→ **EXERCISE MATERIALS**
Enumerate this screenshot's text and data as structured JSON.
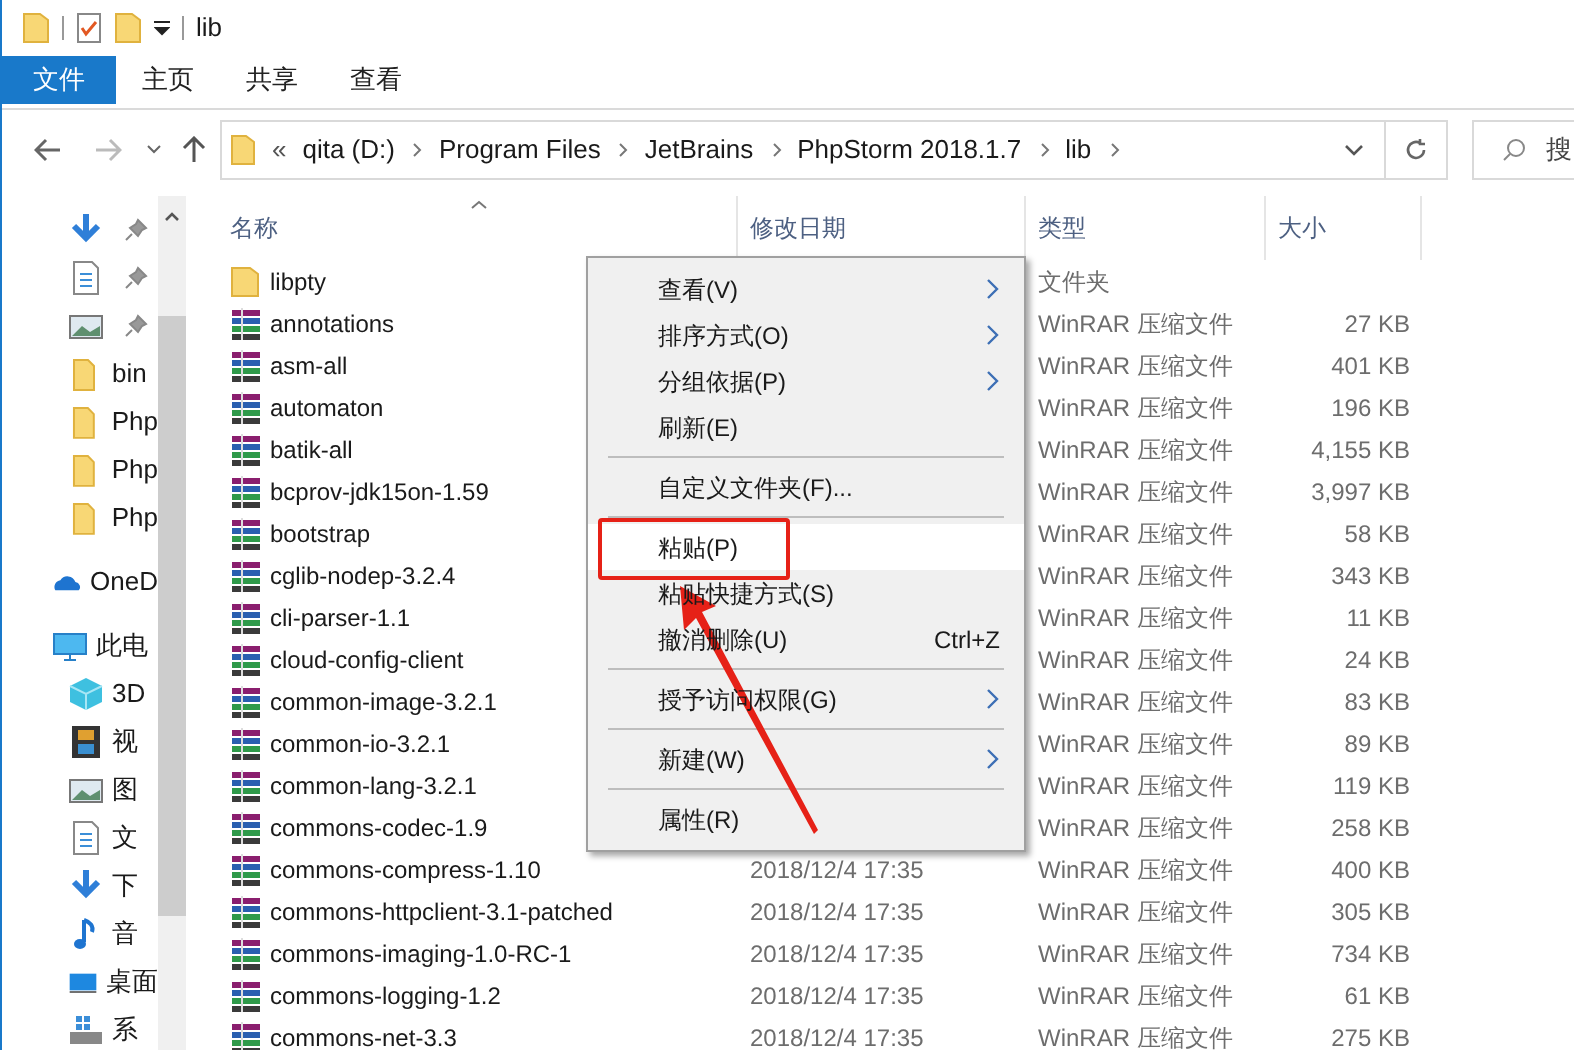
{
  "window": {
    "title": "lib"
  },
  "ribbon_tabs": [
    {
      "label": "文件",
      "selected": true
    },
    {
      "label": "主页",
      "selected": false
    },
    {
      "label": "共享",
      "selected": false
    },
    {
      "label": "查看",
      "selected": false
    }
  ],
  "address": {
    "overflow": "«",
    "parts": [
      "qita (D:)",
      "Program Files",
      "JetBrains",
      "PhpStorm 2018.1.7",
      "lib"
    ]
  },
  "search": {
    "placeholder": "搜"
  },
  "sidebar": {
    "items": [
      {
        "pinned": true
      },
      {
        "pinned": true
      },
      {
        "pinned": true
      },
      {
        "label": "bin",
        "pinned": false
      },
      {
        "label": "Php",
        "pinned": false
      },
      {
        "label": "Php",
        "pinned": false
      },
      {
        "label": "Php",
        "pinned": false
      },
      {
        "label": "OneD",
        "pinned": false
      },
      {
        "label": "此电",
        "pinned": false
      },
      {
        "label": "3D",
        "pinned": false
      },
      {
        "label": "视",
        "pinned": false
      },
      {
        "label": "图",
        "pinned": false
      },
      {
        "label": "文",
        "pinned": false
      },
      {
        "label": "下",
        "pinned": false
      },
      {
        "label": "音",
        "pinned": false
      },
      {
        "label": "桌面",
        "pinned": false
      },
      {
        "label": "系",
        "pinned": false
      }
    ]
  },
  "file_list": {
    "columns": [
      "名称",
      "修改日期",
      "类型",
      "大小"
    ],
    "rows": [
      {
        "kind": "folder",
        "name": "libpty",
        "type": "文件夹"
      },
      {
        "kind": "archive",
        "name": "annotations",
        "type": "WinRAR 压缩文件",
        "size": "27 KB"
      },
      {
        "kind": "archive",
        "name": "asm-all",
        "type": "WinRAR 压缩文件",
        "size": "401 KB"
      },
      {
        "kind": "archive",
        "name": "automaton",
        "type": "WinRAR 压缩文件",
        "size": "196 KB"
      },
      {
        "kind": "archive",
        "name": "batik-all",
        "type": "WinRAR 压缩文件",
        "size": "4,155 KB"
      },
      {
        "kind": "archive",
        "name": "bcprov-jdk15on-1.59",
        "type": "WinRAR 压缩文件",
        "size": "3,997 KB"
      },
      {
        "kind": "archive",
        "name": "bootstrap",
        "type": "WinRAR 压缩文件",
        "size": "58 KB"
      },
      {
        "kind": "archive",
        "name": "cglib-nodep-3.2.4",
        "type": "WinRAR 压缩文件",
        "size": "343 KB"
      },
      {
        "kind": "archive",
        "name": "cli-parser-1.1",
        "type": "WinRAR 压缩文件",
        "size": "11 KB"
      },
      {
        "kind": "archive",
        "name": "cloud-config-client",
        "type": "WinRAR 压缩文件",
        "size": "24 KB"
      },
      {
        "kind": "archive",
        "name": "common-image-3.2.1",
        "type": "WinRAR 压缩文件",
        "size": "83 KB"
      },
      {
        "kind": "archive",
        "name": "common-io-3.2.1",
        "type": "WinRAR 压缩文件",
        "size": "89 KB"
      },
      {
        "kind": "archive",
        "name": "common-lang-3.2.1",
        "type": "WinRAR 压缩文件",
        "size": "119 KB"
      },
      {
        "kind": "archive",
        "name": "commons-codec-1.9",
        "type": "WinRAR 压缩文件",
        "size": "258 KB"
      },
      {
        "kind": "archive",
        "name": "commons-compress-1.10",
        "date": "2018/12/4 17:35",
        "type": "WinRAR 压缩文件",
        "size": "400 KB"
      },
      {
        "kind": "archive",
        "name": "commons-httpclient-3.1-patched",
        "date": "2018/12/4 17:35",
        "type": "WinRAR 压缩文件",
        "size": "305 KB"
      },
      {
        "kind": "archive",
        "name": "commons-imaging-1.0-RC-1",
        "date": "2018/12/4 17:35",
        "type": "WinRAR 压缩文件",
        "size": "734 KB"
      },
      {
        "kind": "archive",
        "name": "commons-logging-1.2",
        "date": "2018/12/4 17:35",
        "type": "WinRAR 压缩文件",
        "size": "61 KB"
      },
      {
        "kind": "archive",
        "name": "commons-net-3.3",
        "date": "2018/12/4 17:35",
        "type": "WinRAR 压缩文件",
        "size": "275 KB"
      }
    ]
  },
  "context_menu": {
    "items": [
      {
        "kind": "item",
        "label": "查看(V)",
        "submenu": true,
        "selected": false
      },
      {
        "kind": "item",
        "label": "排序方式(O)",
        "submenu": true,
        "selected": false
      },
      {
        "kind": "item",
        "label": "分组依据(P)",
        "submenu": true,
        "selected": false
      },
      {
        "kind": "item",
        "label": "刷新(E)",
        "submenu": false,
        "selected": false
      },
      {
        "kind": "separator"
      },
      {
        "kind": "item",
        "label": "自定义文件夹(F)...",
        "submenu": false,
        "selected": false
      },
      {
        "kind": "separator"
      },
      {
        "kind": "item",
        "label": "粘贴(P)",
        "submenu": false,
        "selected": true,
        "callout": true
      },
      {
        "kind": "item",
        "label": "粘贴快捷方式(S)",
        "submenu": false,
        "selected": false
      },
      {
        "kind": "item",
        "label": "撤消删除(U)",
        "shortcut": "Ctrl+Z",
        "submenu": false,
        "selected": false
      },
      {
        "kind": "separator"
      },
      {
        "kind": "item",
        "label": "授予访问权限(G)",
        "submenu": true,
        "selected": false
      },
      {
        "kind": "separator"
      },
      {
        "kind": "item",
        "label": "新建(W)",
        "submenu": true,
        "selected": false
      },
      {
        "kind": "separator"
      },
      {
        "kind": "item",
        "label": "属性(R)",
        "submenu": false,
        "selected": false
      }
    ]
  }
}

==

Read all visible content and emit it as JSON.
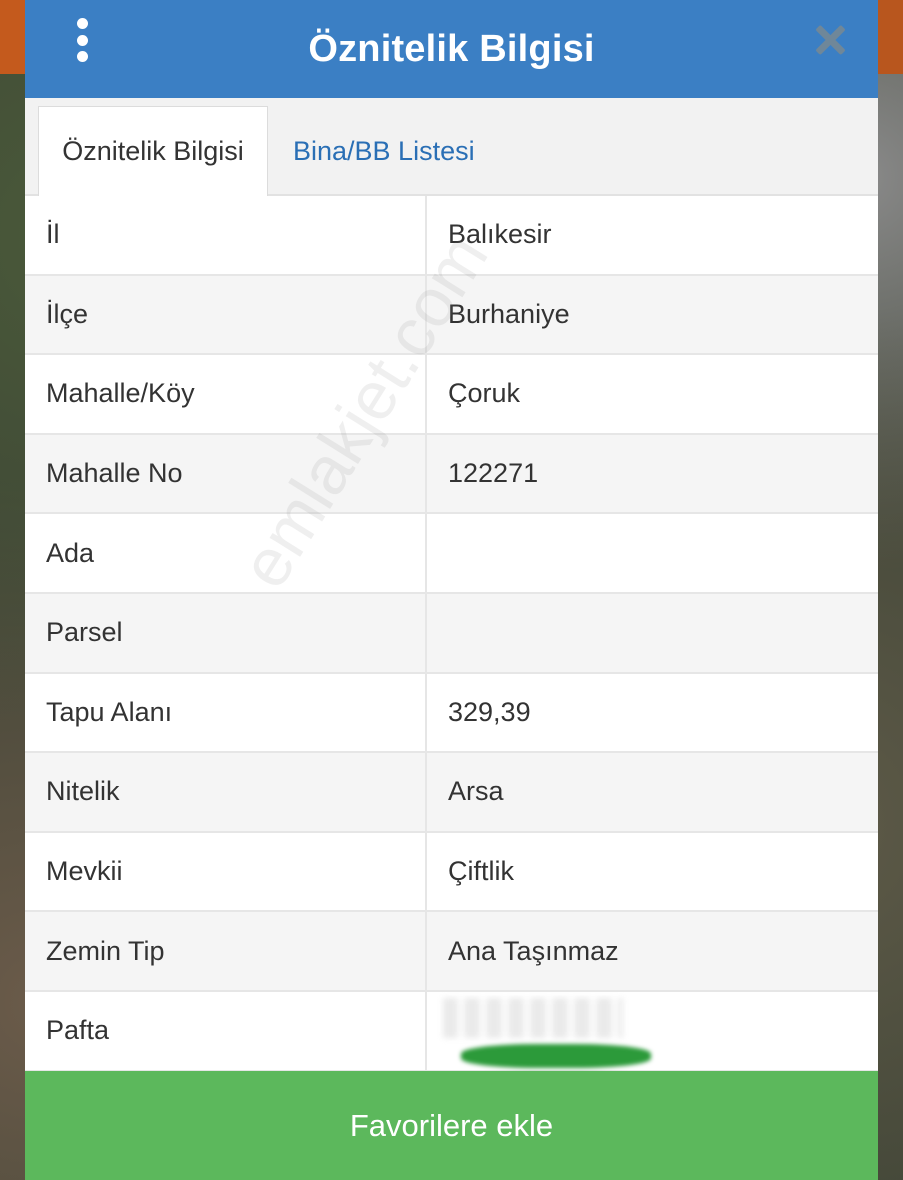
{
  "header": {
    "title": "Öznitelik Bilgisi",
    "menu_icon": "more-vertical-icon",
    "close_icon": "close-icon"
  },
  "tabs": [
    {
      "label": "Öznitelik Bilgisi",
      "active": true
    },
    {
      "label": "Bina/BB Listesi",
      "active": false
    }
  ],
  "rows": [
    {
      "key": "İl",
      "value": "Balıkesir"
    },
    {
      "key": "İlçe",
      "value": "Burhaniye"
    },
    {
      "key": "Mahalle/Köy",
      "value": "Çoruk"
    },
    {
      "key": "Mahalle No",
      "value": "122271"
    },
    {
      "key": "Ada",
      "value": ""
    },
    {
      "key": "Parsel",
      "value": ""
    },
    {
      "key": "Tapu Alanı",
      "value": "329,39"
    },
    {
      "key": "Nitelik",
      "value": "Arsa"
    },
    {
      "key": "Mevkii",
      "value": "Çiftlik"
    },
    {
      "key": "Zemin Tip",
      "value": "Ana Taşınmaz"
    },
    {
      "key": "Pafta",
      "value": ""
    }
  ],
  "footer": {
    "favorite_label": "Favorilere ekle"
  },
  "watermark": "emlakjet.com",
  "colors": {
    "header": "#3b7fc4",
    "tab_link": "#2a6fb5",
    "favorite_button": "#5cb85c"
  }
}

→ **TASK DESCRIPTION**
Find the word "Bilgisi" and list each line it appears in.

→ **TASK OUTPUT**
    "title": "Öznitelik Bilgisi",
      "label": "Öznitelik Bilgisi",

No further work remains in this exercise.